Goal of the exercise:
Identify the lines bearing the string "relative" and gather them.

Input data:
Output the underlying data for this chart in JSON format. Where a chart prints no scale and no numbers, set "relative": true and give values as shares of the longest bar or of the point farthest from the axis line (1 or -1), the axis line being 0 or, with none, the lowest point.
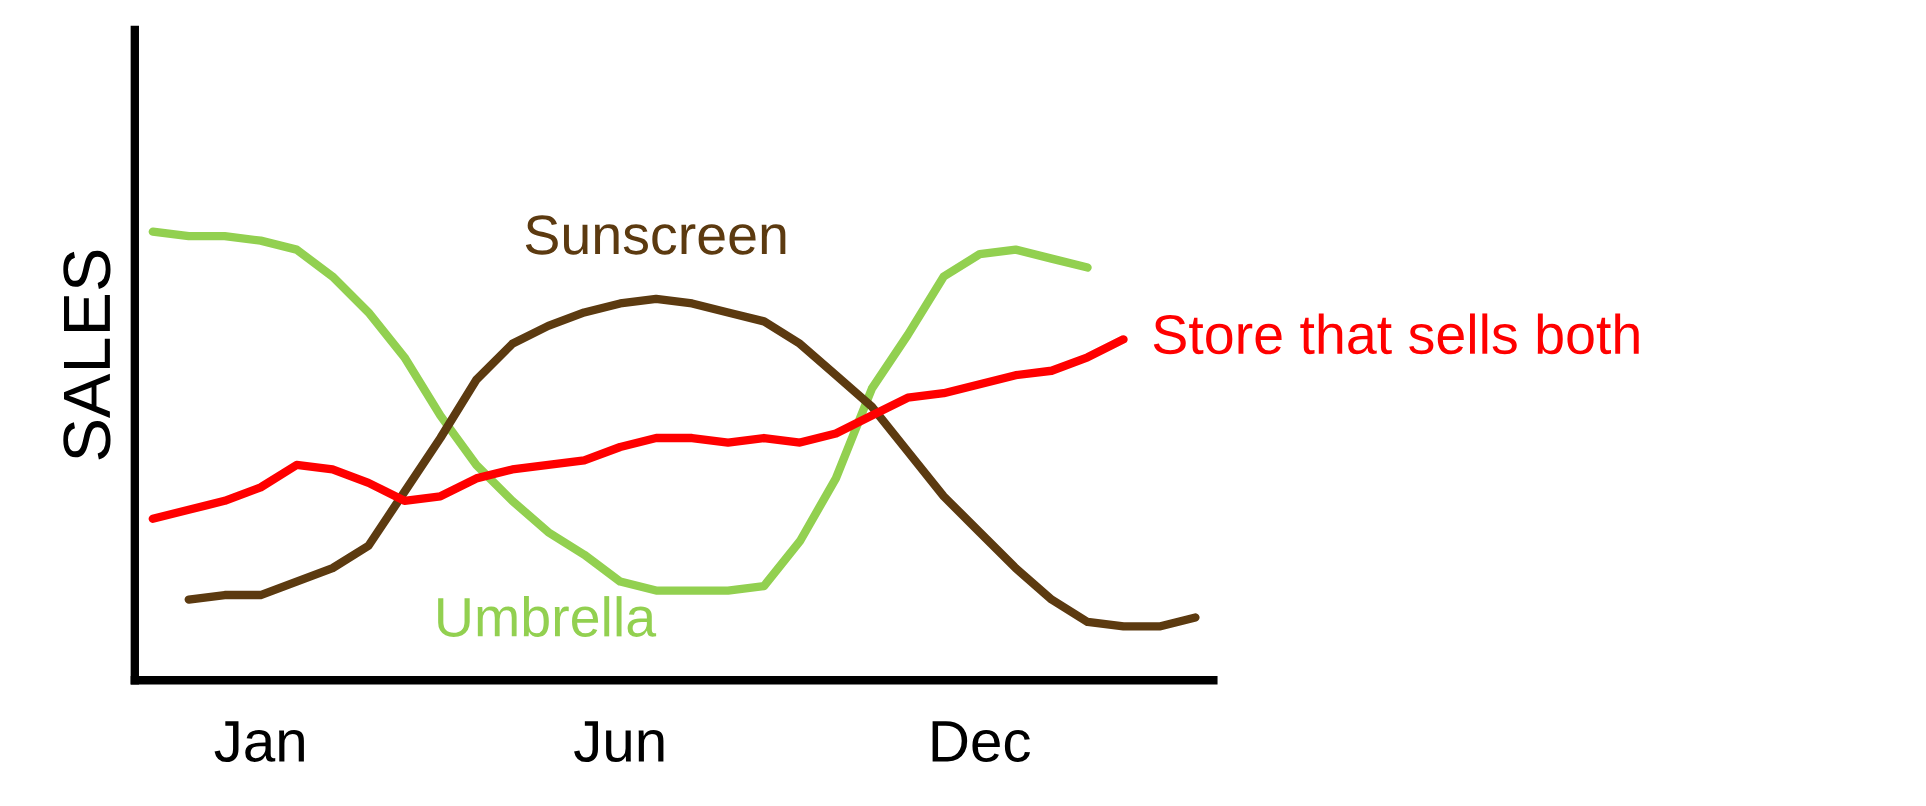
{
  "chart_data": {
    "type": "line",
    "relative": true,
    "ylabel": "SALES",
    "grid": false,
    "legend": false,
    "marker": "none",
    "line_style": "solid",
    "categories": [
      null,
      null,
      null,
      "Jan",
      null,
      null,
      null,
      null,
      null,
      null,
      null,
      null,
      null,
      "Jun",
      null,
      null,
      null,
      null,
      null,
      null,
      null,
      null,
      null,
      "Dec",
      null,
      null,
      null,
      null,
      null,
      null
    ],
    "series": [
      {
        "name": "Umbrella",
        "color": "#92d050",
        "values": [
          1.0,
          0.99,
          0.99,
          0.98,
          0.96,
          0.9,
          0.82,
          0.72,
          0.59,
          0.48,
          0.4,
          0.33,
          0.28,
          0.22,
          0.2,
          0.2,
          0.2,
          0.21,
          0.31,
          0.45,
          0.65,
          0.77,
          0.9,
          0.95,
          0.96,
          0.94,
          0.92,
          null,
          null,
          null
        ]
      },
      {
        "name": "Sunscreen",
        "color": "#5c3a10",
        "values": [
          null,
          0.18,
          0.19,
          0.19,
          0.22,
          0.25,
          0.3,
          0.42,
          0.54,
          0.67,
          0.75,
          0.79,
          0.82,
          0.84,
          0.85,
          0.84,
          0.82,
          0.8,
          0.75,
          0.68,
          0.61,
          0.51,
          0.41,
          0.33,
          0.25,
          0.18,
          0.13,
          0.12,
          0.12,
          0.14
        ]
      },
      {
        "name": "Store that sells both",
        "color": "#ff0000",
        "values": [
          0.36,
          0.38,
          0.4,
          0.43,
          0.48,
          0.47,
          0.44,
          0.4,
          0.41,
          0.45,
          0.47,
          0.48,
          0.49,
          0.52,
          0.54,
          0.54,
          0.53,
          0.54,
          0.53,
          0.55,
          0.59,
          0.63,
          0.64,
          0.66,
          0.68,
          0.69,
          0.72,
          0.76,
          null,
          null
        ]
      }
    ]
  }
}
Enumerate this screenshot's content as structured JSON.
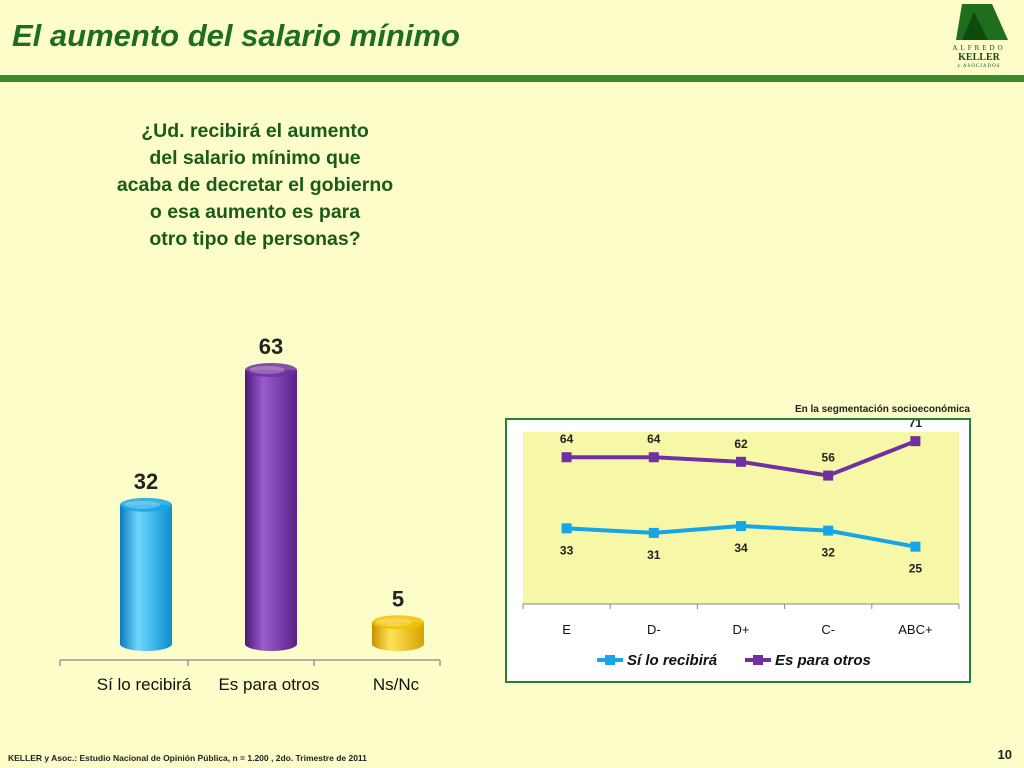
{
  "title": "El aumento del salario mínimo",
  "logo": {
    "line1": "ALFREDO",
    "line2": "KELLER",
    "line3": "y ASOCIADOS"
  },
  "question": [
    "¿Ud. recibirá el aumento",
    "del salario mínimo que",
    "acaba de decretar el gobierno",
    "o esa aumento es para",
    "otro tipo de personas?"
  ],
  "segment_caption": "En la segmentación socioeconómica",
  "footer": "KELLER y Asoc.: Estudio Nacional de Opinión Pública, n = 1.200 , 2do. Trimestre de 2011",
  "page_number": "10",
  "colors": {
    "green": "#1e6e1e",
    "cyan": "#16a6e8",
    "purple": "#7030a0",
    "gold": "#f2c200",
    "panel_plot_bg": "#f7f7a8"
  },
  "chart_data": [
    {
      "type": "bar",
      "categories": [
        "Sí lo recibirá",
        "Es para otros",
        "Ns/Nc"
      ],
      "values": [
        32,
        63,
        5
      ],
      "ylim": [
        0,
        63
      ],
      "colors": [
        "#16a6e8",
        "#7030a0",
        "#f2c200"
      ],
      "title": "",
      "xlabel": "",
      "ylabel": ""
    },
    {
      "type": "line",
      "categories": [
        "E",
        "D-",
        "D+",
        "C-",
        "ABC+"
      ],
      "series": [
        {
          "name": "Sí lo recibirá",
          "values": [
            33,
            31,
            34,
            32,
            25
          ],
          "color": "#16a6e8"
        },
        {
          "name": "Es para otros",
          "values": [
            64,
            64,
            62,
            56,
            71
          ],
          "color": "#7030a0"
        }
      ],
      "ylim": [
        0,
        75
      ],
      "legend": "bottom",
      "grid": false,
      "title": "",
      "xlabel": "",
      "ylabel": ""
    }
  ]
}
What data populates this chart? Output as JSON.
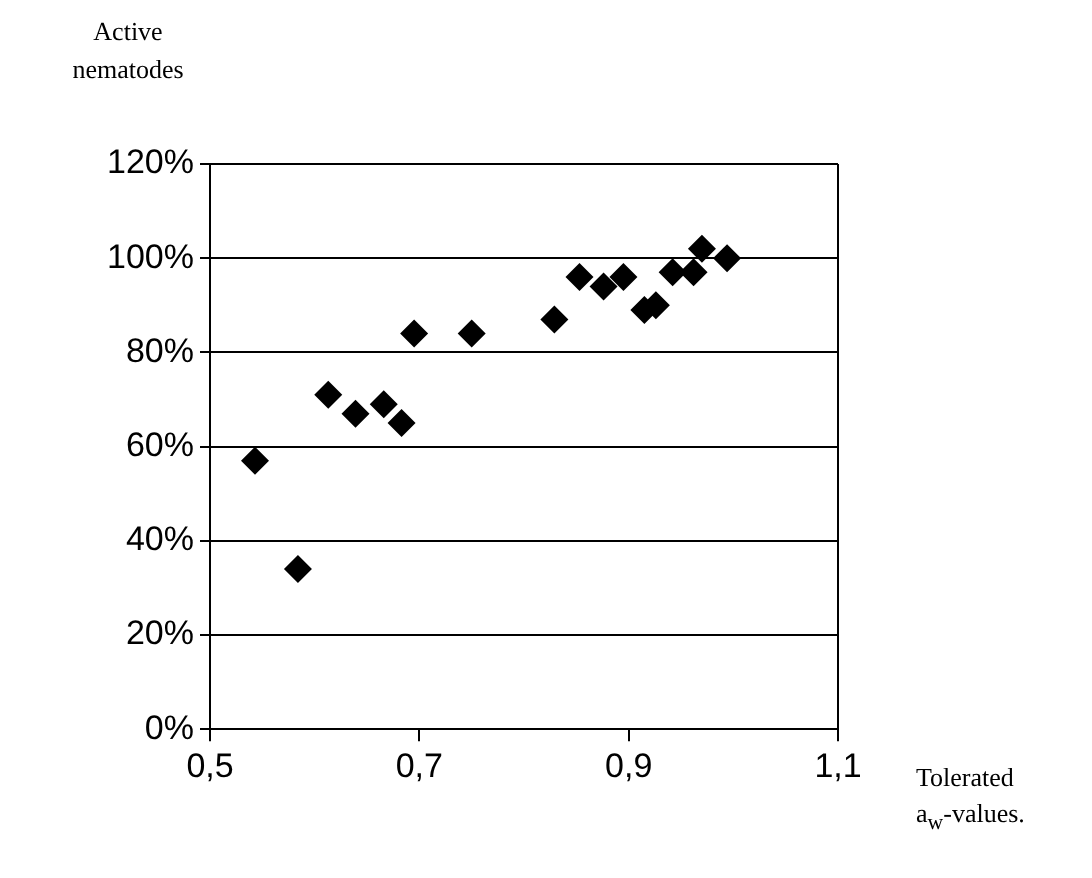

Finished answer:
Output the underlying data for this chart in JSON format. Where a chart prints no scale and no numbers, set "relative": true and give values as shares of the longest bar or of the point farthest from the axis line (1 or -1), the axis line being 0 or, with none, the lowest point.
    "relative": true,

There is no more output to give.